▸ Exercise goal
Pull every line containing "ReactNative" from the entries.

▸ Material to process
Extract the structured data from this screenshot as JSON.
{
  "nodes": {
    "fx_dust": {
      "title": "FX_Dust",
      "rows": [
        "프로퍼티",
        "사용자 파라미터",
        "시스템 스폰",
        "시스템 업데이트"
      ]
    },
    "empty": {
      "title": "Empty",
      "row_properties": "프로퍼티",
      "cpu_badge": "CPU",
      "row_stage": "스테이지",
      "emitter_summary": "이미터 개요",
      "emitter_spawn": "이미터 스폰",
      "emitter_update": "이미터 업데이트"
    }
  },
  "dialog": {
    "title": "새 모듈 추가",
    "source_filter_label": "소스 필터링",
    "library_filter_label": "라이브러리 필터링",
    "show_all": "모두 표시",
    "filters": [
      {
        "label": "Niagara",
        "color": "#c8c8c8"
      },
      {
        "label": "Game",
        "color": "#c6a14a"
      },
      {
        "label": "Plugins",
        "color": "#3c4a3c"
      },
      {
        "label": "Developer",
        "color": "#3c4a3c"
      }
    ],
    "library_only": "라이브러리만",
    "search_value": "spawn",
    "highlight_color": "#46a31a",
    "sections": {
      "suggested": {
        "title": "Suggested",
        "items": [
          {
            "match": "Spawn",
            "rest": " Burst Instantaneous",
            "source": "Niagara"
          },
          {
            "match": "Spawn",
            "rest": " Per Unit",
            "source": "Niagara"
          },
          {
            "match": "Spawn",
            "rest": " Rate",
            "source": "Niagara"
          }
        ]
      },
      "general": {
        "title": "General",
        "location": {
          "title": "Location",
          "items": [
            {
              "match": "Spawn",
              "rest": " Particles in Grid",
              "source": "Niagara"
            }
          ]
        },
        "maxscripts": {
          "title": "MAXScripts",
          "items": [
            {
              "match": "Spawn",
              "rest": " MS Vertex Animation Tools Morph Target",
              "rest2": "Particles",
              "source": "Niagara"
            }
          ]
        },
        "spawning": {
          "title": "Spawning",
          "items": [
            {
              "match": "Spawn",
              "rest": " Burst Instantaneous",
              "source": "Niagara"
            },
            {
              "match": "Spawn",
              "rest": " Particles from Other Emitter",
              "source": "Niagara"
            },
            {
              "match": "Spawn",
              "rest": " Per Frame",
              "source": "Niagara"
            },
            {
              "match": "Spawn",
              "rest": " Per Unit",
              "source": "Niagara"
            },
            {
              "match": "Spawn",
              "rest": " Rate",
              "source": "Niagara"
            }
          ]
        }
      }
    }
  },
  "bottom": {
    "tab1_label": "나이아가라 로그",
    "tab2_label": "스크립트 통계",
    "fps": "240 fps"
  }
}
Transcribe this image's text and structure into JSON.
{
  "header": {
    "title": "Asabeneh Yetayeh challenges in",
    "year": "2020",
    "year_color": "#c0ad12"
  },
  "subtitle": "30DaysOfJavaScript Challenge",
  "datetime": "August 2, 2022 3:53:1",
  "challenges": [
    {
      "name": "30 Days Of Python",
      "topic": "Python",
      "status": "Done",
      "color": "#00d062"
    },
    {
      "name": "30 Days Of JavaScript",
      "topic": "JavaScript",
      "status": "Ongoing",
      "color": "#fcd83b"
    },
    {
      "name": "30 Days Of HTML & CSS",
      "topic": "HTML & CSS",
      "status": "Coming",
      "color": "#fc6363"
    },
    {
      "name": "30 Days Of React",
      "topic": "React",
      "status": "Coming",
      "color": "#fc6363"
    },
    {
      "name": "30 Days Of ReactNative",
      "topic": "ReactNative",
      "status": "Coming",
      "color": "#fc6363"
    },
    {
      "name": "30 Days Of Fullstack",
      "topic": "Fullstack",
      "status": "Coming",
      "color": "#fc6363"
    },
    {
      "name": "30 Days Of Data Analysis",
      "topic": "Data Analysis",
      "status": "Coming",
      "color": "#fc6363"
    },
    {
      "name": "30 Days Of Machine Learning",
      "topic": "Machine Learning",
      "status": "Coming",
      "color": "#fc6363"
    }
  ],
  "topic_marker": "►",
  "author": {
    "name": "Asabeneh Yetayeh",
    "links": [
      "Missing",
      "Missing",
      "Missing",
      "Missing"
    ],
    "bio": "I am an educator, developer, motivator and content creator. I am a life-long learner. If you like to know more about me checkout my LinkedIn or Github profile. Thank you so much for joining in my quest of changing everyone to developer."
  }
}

▸ Solved exercise
      "name": "30 Days Of ReactNative",
      "topic": "ReactNative",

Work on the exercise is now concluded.